For each line that holds "alat", copy the line out.

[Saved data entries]

"""

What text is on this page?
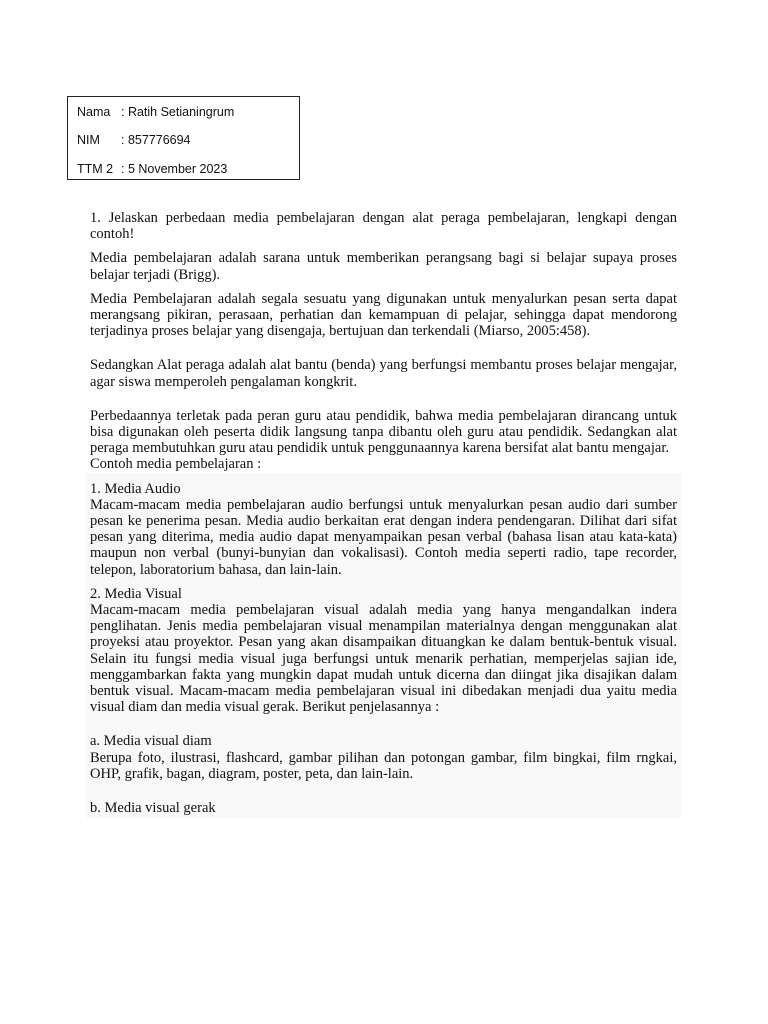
Nama : Ratih Setianingrum
NIM : 857776694
TTM 2 : 5 November 2023

1. Jelaskan perbedaan media pembelajaran dengan alat peraga pembelajaran, lengkapi dengan contoh!

Media pembelajaran adalah sarana untuk memberikan perangsang bagi si belajar supaya proses belajar terjadi (Brigg).

Media Pembelajaran adalah segala sesuatu yang digunakan untuk menyalurkan pesan serta dapat merangsang pikiran, perasaan, perhatian dan kemampuan di pelajar, sehingga dapat mendorong terjadinya proses belajar yang disengaja, bertujuan dan terkendali (Miarso, 2005:458).

Sedangkan Alat peraga adalah alat bantu (benda) yang berfungsi membantu proses belajar mengajar, agar siswa memperoleh pengalaman kongkrit.

Perbedaannya terletak pada peran guru atau pendidik, bahwa media pembelajaran dirancang untuk bisa digunakan oleh peserta didik langsung tanpa dibantu oleh guru atau pendidik. Sedangkan alat peraga membutuhkan guru atau pendidik untuk penggunaannya karena bersifat alat bantu mengajar.

Contoh media pembelajaran :

1. Media Audio

Macam-macam media pembelajaran audio berfungsi untuk menyalurkan pesan audio dari sumber pesan ke penerima pesan. Media audio berkaitan erat dengan indera pendengaran. Dilihat dari sifat pesan yang diterima, media audio dapat menyampaikan pesan verbal (bahasa lisan atau kata-kata) maupun non verbal (bunyi-bunyian dan vokalisasi). Contoh media seperti radio, tape recorder, telepon, laboratorium bahasa, dan lain-lain.

2. Media Visual

Macam-macam media pembelajaran visual adalah media yang hanya mengandalkan indera penglihatan. Jenis media pembelajaran visual menampilan materialnya dengan menggunakan alat proyeksi atau proyektor. Pesan yang akan disampaikan dituangkan ke dalam bentuk-bentuk visual. Selain itu fungsi media visual juga berfungsi untuk menarik perhatian, memperjelas sajian ide, menggambarkan fakta yang mungkin dapat mudah untuk dicerna dan diingat jika disajikan dalam bentuk visual. Macam-macam media pembelajaran visual ini dibedakan menjadi dua yaitu media visual diam dan media visual gerak. Berikut penjelasannya :

a. Media visual diam

Berupa foto, ilustrasi, flashcard, gambar pilihan dan potongan gambar, film bingkai, film rngkai, OHP, grafik, bagan, diagram, poster, peta, dan lain-lain.

b. Media visual gerak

"""

### REPLY TO THE TASK
1. Jelaskan perbedaan media pembelajaran dengan alat peraga pembelajaran, lengkapi dengan contoh!
Sedangkan Alat peraga adalah alat bantu (benda) yang berfungsi membantu proses belajar mengajar, agar siswa memperoleh pengalaman kongkrit.
Perbedaannya terletak pada peran guru atau pendidik, bahwa media pembelajaran dirancang untuk bisa digunakan oleh peserta didik langsung tanpa dibantu oleh guru atau pendidik. Sedangkan alat peraga membutuhkan guru atau pendidik untuk penggunaannya karena bersifat alat bantu mengajar.
Macam-macam media pembelajaran visual adalah media yang hanya mengandalkan indera penglihatan. Jenis media pembelajaran visual menampilan materialnya dengan menggunakan alat proyeksi atau proyektor. Pesan yang akan disampaikan dituangkan ke dalam bentuk-bentuk visual. Selain itu fungsi media visual juga berfungsi untuk menarik perhatian, memperjelas sajian ide, menggambarkan fakta yang mungkin dapat mudah untuk dicerna dan diingat jika disajikan dalam bentuk visual. Macam-macam media pembelajaran visual ini dibedakan menjadi dua yaitu media visual diam dan media visual gerak. Berikut penjelasannya :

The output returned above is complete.